*RECORDED INFORMATION*:
====================

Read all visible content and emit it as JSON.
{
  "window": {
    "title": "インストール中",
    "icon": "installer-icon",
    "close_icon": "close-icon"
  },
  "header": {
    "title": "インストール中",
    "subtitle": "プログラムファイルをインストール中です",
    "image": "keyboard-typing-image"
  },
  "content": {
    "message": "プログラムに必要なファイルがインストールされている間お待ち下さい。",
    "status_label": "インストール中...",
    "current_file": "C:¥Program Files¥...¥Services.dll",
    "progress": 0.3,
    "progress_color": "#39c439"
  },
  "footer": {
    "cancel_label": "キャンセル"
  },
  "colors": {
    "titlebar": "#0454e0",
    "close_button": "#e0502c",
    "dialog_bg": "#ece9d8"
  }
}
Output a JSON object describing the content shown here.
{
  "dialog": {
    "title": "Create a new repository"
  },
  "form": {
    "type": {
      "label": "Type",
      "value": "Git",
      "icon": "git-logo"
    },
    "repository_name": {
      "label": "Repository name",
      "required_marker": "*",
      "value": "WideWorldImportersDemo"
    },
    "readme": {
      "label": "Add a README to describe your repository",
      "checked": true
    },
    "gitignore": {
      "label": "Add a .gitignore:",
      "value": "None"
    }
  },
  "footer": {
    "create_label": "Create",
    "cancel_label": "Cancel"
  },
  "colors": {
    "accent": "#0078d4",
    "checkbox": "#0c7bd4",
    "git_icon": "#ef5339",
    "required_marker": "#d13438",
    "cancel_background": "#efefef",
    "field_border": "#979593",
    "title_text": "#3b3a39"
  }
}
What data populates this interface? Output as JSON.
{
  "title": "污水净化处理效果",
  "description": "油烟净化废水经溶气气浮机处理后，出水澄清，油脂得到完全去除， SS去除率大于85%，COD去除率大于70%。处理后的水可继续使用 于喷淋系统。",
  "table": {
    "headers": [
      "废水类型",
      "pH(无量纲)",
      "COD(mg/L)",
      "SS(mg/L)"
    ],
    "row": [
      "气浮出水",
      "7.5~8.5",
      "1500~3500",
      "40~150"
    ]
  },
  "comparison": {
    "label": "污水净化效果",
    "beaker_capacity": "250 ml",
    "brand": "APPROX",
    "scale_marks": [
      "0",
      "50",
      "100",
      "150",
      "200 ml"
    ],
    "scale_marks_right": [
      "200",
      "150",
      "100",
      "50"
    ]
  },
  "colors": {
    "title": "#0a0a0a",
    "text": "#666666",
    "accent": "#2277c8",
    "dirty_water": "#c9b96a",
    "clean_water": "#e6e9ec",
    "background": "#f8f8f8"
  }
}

====================

*GIVEN EXERCISE*:
Copy every line above that includes the string "Output".

*EXERCISE RESULT*:
Output a JSON object describing the content shown here.
What data populates this interface? Output as JSON.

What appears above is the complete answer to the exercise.